Objective:
Reproduce all entries precisely as they are written.

Given records:
━━━━

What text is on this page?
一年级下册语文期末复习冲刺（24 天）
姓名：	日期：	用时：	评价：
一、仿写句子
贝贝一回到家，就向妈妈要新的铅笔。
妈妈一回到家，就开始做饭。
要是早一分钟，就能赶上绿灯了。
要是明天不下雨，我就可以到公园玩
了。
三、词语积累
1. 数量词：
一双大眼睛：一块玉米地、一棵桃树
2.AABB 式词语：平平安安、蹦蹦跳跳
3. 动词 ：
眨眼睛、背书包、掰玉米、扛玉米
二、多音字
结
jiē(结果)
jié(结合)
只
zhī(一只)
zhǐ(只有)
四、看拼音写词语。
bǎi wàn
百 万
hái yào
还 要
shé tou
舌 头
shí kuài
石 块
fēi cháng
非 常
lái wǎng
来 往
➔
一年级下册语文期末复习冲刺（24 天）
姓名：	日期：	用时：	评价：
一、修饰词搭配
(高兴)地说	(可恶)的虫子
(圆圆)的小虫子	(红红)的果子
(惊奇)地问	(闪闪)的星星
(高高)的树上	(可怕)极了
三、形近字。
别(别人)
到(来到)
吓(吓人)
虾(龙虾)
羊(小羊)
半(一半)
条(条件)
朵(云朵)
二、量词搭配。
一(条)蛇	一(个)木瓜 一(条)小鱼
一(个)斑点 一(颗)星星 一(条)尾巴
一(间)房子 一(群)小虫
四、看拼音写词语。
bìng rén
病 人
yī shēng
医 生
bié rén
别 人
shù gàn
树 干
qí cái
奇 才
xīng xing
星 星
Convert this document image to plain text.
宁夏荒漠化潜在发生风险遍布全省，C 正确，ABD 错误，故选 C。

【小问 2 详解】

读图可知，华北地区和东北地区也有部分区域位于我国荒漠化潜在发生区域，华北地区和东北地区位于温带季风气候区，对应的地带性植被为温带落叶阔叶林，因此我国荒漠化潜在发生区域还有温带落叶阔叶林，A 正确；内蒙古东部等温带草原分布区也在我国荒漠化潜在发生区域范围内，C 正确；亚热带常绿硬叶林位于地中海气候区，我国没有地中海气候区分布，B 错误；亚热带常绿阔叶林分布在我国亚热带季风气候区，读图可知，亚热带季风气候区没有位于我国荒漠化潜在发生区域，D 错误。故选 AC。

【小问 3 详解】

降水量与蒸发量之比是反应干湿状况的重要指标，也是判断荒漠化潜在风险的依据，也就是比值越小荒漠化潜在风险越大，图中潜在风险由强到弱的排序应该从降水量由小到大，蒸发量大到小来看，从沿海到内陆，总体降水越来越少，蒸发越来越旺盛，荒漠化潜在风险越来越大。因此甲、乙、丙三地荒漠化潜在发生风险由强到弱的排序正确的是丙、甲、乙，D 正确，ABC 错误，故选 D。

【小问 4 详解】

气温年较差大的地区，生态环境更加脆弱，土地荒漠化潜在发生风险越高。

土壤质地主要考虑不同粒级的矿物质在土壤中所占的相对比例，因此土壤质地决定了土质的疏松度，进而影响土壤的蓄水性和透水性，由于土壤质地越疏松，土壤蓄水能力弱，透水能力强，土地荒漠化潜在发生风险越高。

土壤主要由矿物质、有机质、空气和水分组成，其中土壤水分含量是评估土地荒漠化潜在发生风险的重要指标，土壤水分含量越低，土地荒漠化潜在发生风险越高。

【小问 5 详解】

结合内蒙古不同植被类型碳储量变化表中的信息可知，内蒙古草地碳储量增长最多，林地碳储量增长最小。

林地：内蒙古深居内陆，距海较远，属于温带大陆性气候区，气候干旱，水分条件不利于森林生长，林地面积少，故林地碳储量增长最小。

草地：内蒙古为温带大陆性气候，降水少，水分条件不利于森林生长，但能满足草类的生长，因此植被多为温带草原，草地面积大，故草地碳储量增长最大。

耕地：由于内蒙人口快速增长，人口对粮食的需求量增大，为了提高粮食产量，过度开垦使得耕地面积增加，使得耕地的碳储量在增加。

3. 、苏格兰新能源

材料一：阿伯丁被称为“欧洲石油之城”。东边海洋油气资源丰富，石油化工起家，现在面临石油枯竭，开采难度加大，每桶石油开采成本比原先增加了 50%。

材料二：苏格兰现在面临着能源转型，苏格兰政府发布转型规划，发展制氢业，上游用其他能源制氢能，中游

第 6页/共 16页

━━━━

Correct response:
What text is on this page?
一年级下册语文期末复习冲刺（24 天）
姓名：	日期：	用时：	评价：
一、仿写句子
贝贝一回到家，就向妈妈要新的铅笔。
妈妈一回到家，就开始做饭。
要是早一分钟，就能赶上绿灯了。
要是明天不下雨，我就可以到公园玩
了。
三、词语积累
1. 数量词：
一双大眼睛：一块玉米地、一棵桃树
2.AABB 式词语：平平安安、蹦蹦跳跳
3. 动词 ：
眨眼睛、背书包、掰玉米、扛玉米
二、多音字
结
jiē(结果)
jié(结合)
只
zhī(一只)
zhǐ(只有)
四、看拼音写词语。
bǎi wàn
百 万
hái yào
还 要
shé tou
舌 头
shí kuài
石 块
fēi cháng
非 常
lái wǎng
来 往
➔
一年级下册语文期末复习冲刺（24 天）
姓名：	日期：	用时：	评价：
一、修饰词搭配
(高兴)地说	(可恶)的虫子
(圆圆)的小虫子	(红红)的果子
(惊奇)地问	(闪闪)的星星
(高高)的树上	(可怕)极了
三、形近字。
别(别人)
到(来到)
吓(吓人)
虾(龙虾)
羊(小羊)
半(一半)
条(条件)
朵(云朵)
二、量词搭配。
一(条)蛇	一(个)木瓜 一(条)小鱼
一(个)斑点 一(颗)星星 一(条)尾巴
一(间)房子 一(群)小虫
四、看拼音写词语。
bìng rén
病 人
yī shēng
医 生
bié rén
别 人
shù gàn
树 干
qí cái
奇 才
xīng xing
星 星
Convert this document image to plain text.
宁夏荒漠化潜在发生风险遍布全省，C 正确，ABD 错误，故选 C。

【小问 2 详解】

读图可知，华北地区和东北地区也有部分区域位于我国荒漠化潜在发生区域，华北地区和东北地区位于温带季风气候区，对应的地带性植被为温带落叶阔叶林，因此我国荒漠化潜在发生区域还有温带落叶阔叶林，A 正确；内蒙古东部等温带草原分布区也在我国荒漠化潜在发生区域范围内，C 正确；亚热带常绿硬叶林位于地中海气候区，我国没有地中海气候区分布，B 错误；亚热带常绿阔叶林分布在我国亚热带季风气候区，读图可知，亚热带季风气候区没有位于我国荒漠化潜在发生区域，D 错误。故选 AC。

【小问 3 详解】

降水量与蒸发量之比是反应干湿状况的重要指标，也是判断荒漠化潜在风险的依据，也就是比值越小荒漠化潜在风险越大，图中潜在风险由强到弱的排序应该从降水量由小到大，蒸发量大到小来看，从沿海到内陆，总体降水越来越少，蒸发越来越旺盛，荒漠化潜在风险越来越大。因此甲、乙、丙三地荒漠化潜在发生风险由强到弱的排序正确的是丙、甲、乙，D 正确，ABC 错误，故选 D。

【小问 4 详解】

气温年较差大的地区，生态环境更加脆弱，土地荒漠化潜在发生风险越高。

土壤质地主要考虑不同粒级的矿物质在土壤中所占的相对比例，因此土壤质地决定了土质的疏松度，进而影响土壤的蓄水性和透水性，由于土壤质地越疏松，土壤蓄水能力弱，透水能力强，土地荒漠化潜在发生风险越高。

土壤主要由矿物质、有机质、空气和水分组成，其中土壤水分含量是评估土地荒漠化潜在发生风险的重要指标，土壤水分含量越低，土地荒漠化潜在发生风险越高。

【小问 5 详解】

结合内蒙古不同植被类型碳储量变化表中的信息可知，内蒙古草地碳储量增长最多，林地碳储量增长最小。

林地：内蒙古深居内陆，距海较远，属于温带大陆性气候区，气候干旱，水分条件不利于森林生长，林地面积少，故林地碳储量增长最小。

草地：内蒙古为温带大陆性气候，降水少，水分条件不利于森林生长，但能满足草类的生长，因此植被多为温带草原，草地面积大，故草地碳储量增长最大。

耕地：由于内蒙人口快速增长，人口对粮食的需求量增大，为了提高粮食产量，过度开垦使得耕地面积增加，使得耕地的碳储量在增加。

3. 、苏格兰新能源

材料一：阿伯丁被称为“欧洲石油之城”。东边海洋油气资源丰富，石油化工起家，现在面临石油枯竭，开采难度加大，每桶石油开采成本比原先增加了 50%。

材料二：苏格兰现在面临着能源转型，苏格兰政府发布转型规划，发展制氢业，上游用其他能源制氢能，中游

第 6页/共 16页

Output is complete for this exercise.